-- Start of Entries shown --

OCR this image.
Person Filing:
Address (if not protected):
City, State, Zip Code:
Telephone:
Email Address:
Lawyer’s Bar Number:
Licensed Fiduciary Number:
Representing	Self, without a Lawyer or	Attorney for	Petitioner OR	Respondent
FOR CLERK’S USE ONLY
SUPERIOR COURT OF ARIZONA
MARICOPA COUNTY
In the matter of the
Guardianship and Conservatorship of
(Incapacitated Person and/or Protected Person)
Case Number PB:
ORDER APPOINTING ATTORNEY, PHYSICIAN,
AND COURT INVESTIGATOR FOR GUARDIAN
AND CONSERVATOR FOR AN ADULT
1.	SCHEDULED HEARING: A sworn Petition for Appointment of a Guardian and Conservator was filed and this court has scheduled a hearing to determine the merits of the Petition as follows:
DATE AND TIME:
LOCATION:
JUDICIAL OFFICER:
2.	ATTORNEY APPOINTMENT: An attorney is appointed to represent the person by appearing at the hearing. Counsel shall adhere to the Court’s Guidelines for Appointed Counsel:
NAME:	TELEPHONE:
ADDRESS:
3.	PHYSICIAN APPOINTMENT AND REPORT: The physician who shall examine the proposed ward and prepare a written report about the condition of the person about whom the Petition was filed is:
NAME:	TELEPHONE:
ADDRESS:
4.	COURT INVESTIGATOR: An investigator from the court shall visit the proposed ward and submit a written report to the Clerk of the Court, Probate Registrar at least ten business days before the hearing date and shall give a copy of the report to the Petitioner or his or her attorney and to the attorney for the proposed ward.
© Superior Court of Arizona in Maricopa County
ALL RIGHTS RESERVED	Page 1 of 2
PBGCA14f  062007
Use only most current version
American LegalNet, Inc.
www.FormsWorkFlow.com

-- End of Entries shown --

**Requirements:**
Write out every line of the data that holds the word "Number".

**Task solution:**
Lawyer’s Bar Number:
Licensed Fiduciary Number:
Case Number PB:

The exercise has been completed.